_TEKS HASIL EKSTRAKSI_
Pertanyaan itu langsung terlintas di kepala saya begitu menjejakkan kaki di Gili Trawangan. Bukan, bukan karena keindahan pantai pasir putih dan gradasi warna air lautnya yang menakjubkan. Bukan pula gara-gara keramahtamahan para penduduk aslinya. Hmm, pertanyaan itu justru muncul sebab apa yang saya lihat di depan mata adalah sebuah pulau nan padat oleh foreigners, atau kalau masyarakat kita biasa menjuluki mereka dengan sebutan bule. Well, ain't it good?
Perjalanan menuju Pelabuhan Bangsal-tempat penyeberangan perahu menuju tiga gili, kami tempuh dari Senggigi selama kurang lebih satu jam. Dari awal saya memang sengaja mengincar menginap di Senggigi karena alasan jaraknya yang lebih dekat dengan Bangsal. Perjalanan selama satu jam itu tak terasa begitu melelahkan karena pemandangan sepanjang jalan bagai deret kotak penuh kejutan. Kejutan akan pemandangan cantik yang sampai membuat kami berulang kali memberhentikan motor untuk sekedar mengabadikannya dalam kamera.

_PETUNJUK PENGERJAAN_
Dalam teks tentang perjalanan ke Gili Trawangan, berapa lama perjalanan dari Senggigi ke Pelabuhan Bangsal? Jawablah hanya berdasarkan teks ini.

_Catatan kutipan dari sebuah koleksi_
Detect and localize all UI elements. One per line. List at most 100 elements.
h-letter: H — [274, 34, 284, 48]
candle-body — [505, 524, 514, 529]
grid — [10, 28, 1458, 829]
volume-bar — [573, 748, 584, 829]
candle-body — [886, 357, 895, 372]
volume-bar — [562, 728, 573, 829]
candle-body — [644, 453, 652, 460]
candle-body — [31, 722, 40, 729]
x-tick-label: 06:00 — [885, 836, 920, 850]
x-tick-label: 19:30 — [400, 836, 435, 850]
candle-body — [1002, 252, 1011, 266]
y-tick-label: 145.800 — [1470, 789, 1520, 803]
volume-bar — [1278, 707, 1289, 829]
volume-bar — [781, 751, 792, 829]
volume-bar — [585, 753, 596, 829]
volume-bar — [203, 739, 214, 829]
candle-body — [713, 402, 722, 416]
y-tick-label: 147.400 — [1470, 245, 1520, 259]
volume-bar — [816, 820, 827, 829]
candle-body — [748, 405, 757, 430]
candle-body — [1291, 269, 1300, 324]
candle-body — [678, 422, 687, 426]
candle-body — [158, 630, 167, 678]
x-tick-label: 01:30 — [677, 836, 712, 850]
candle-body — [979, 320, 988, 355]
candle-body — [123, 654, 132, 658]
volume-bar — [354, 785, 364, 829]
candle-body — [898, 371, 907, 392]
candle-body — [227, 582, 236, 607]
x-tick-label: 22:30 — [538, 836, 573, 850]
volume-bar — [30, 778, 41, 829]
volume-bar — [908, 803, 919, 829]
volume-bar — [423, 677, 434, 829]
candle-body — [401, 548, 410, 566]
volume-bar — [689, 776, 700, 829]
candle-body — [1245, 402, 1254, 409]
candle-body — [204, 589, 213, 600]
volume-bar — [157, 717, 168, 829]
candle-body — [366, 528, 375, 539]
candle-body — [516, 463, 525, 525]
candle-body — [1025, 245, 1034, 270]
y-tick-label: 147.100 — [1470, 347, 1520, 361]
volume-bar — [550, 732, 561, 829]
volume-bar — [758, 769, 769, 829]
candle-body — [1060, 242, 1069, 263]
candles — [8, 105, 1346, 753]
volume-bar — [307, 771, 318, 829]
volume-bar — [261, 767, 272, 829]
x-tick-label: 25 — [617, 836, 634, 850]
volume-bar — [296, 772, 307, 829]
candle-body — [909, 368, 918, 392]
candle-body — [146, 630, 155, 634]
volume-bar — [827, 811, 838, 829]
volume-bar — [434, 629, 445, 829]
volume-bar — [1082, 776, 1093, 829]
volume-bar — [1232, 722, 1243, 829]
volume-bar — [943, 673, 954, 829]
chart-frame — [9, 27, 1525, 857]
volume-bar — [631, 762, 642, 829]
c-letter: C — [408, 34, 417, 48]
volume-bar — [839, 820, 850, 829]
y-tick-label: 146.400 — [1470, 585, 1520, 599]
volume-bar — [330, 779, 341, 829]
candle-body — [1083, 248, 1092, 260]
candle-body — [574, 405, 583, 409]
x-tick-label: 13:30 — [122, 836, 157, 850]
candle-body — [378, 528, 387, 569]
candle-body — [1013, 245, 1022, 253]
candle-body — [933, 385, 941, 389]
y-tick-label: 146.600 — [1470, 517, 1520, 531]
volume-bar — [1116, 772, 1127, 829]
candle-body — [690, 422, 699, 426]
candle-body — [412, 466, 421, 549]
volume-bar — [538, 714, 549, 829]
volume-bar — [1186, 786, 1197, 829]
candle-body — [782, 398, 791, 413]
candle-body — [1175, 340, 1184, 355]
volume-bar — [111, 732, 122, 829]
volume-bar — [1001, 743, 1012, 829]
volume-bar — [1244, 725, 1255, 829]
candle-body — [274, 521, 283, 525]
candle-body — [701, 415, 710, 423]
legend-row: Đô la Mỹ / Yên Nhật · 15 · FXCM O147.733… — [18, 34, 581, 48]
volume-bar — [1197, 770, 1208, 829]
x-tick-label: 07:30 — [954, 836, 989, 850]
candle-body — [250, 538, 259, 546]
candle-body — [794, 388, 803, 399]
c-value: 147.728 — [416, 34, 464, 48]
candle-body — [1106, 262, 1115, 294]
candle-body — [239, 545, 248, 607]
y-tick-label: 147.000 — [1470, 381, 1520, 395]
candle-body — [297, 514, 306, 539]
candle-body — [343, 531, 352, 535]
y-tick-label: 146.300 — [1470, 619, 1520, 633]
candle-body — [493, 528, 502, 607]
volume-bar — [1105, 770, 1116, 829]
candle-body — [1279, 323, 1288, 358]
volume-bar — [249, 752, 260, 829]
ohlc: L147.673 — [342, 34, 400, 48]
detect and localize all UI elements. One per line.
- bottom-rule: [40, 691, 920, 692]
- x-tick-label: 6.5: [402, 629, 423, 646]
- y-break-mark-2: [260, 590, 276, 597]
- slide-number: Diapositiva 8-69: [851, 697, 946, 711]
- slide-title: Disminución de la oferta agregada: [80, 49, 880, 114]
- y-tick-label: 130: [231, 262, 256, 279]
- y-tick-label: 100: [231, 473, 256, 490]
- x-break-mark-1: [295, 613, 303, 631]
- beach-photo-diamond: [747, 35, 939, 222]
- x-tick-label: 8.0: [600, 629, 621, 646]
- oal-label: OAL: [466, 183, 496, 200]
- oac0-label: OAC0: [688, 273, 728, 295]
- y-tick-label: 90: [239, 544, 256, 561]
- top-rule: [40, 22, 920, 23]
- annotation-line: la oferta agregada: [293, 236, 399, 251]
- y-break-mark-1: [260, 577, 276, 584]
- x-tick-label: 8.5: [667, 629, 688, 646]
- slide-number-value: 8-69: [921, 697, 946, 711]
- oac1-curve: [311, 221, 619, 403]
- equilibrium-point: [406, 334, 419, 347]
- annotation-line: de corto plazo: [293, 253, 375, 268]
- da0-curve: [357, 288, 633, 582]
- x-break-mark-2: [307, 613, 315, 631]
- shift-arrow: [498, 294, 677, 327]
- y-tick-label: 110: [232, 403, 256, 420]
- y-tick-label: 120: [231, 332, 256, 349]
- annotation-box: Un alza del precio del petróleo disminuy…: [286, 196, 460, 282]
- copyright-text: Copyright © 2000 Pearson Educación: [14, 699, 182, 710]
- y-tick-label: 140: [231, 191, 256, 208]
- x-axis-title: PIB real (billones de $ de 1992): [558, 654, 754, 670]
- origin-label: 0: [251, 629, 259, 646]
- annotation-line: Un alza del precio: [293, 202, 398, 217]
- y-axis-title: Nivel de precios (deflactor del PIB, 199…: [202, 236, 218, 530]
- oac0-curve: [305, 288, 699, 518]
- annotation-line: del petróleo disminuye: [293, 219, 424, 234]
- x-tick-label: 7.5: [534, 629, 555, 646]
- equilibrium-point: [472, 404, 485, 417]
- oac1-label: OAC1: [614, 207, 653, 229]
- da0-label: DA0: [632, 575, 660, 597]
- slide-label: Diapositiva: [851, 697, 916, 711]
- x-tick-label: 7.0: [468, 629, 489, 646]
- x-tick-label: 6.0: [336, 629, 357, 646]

_JAWABAN TUGAS_
Kurang lebih satu jam.